» **Supplied material**
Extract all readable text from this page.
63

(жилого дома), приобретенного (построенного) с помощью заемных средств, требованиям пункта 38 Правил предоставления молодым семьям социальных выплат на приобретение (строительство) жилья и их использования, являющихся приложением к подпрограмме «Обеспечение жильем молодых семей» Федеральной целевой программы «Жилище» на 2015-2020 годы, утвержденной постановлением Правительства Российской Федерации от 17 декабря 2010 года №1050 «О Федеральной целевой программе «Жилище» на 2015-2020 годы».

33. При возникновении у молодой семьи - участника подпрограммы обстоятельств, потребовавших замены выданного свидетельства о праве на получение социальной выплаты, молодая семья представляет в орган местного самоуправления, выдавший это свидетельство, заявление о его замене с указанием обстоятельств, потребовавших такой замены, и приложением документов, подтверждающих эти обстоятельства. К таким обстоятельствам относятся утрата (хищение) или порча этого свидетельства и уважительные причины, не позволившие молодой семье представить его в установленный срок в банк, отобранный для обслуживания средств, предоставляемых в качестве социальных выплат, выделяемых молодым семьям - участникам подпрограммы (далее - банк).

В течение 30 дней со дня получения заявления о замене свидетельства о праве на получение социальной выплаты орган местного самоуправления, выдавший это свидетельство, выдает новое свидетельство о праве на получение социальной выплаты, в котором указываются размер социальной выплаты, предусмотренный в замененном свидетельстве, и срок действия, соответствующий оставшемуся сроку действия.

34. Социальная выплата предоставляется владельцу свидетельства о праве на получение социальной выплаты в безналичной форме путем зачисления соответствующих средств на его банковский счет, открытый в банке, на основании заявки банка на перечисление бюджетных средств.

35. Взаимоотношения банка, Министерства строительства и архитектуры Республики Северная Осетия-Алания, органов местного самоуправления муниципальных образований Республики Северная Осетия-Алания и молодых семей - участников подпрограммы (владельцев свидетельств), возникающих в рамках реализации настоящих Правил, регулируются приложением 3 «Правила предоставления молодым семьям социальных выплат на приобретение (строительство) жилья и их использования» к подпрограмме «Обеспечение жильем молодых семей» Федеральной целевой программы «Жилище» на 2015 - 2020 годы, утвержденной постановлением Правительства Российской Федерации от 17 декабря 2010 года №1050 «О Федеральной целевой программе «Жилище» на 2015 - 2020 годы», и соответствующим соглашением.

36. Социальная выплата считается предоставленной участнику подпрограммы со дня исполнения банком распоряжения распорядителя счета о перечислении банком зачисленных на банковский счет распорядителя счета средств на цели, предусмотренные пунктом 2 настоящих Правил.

» **Request**
Transcribe the records above exactly as they appear.

» **Output of the exercise**
Extract all readable text from this page.
63

(жилого дома), приобретенного (построенного) с помощью заемных средств, требованиям пункта 38 Правил предоставления молодым семьям социальных выплат на приобретение (строительство) жилья и их использования, являющихся приложением к подпрограмме «Обеспечение жильем молодых семей» Федеральной целевой программы «Жилище» на 2015-2020 годы, утвержденной постановлением Правительства Российской Федерации от 17 декабря 2010 года №1050 «О Федеральной целевой программе «Жилище» на 2015-2020 годы».

33. При возникновении у молодой семьи - участника подпрограммы обстоятельств, потребовавших замены выданного свидетельства о праве на получение социальной выплаты, молодая семья представляет в орган местного самоуправления, выдавший это свидетельство, заявление о его замене с указанием обстоятельств, потребовавших такой замены, и приложением документов, подтверждающих эти обстоятельства. К таким обстоятельствам относятся утрата (хищение) или порча этого свидетельства и уважительные причины, не позволившие молодой семье представить его в установленный срок в банк, отобранный для обслуживания средств, предоставляемых в качестве социальных выплат, выделяемых молодым семьям - участникам подпрограммы (далее - банк).

В течение 30 дней со дня получения заявления о замене свидетельства о праве на получение социальной выплаты орган местного самоуправления, выдавший это свидетельство, выдает новое свидетельство о праве на получение социальной выплаты, в котором указываются размер социальной выплаты, предусмотренный в замененном свидетельстве, и срок действия, соответствующий оставшемуся сроку действия.

34. Социальная выплата предоставляется владельцу свидетельства о праве на получение социальной выплаты в безналичной форме путем зачисления соответствующих средств на его банковский счет, открытый в банке, на основании заявки банка на перечисление бюджетных средств.

35. Взаимоотношения банка, Министерства строительства и архитектуры Республики Северная Осетия-Алания, органов местного самоуправления муниципальных образований Республики Северная Осетия-Алания и молодых семей - участников подпрограммы (владельцев свидетельств), возникающих в рамках реализации настоящих Правил, регулируются приложением 3 «Правила предоставления молодым семьям социальных выплат на приобретение (строительство) жилья и их использования» к подпрограмме «Обеспечение жильем молодых семей» Федеральной целевой программы «Жилище» на 2015 - 2020 годы, утвержденной постановлением Правительства Российской Федерации от 17 декабря 2010 года №1050 «О Федеральной целевой программе «Жилище» на 2015 - 2020 годы», и соответствующим соглашением.

36. Социальная выплата считается предоставленной участнику подпрограммы со дня исполнения банком распоряжения распорядителя счета о перечислении банком зачисленных на банковский счет распорядителя счета средств на цели, предусмотренные пунктом 2 настоящих Правил.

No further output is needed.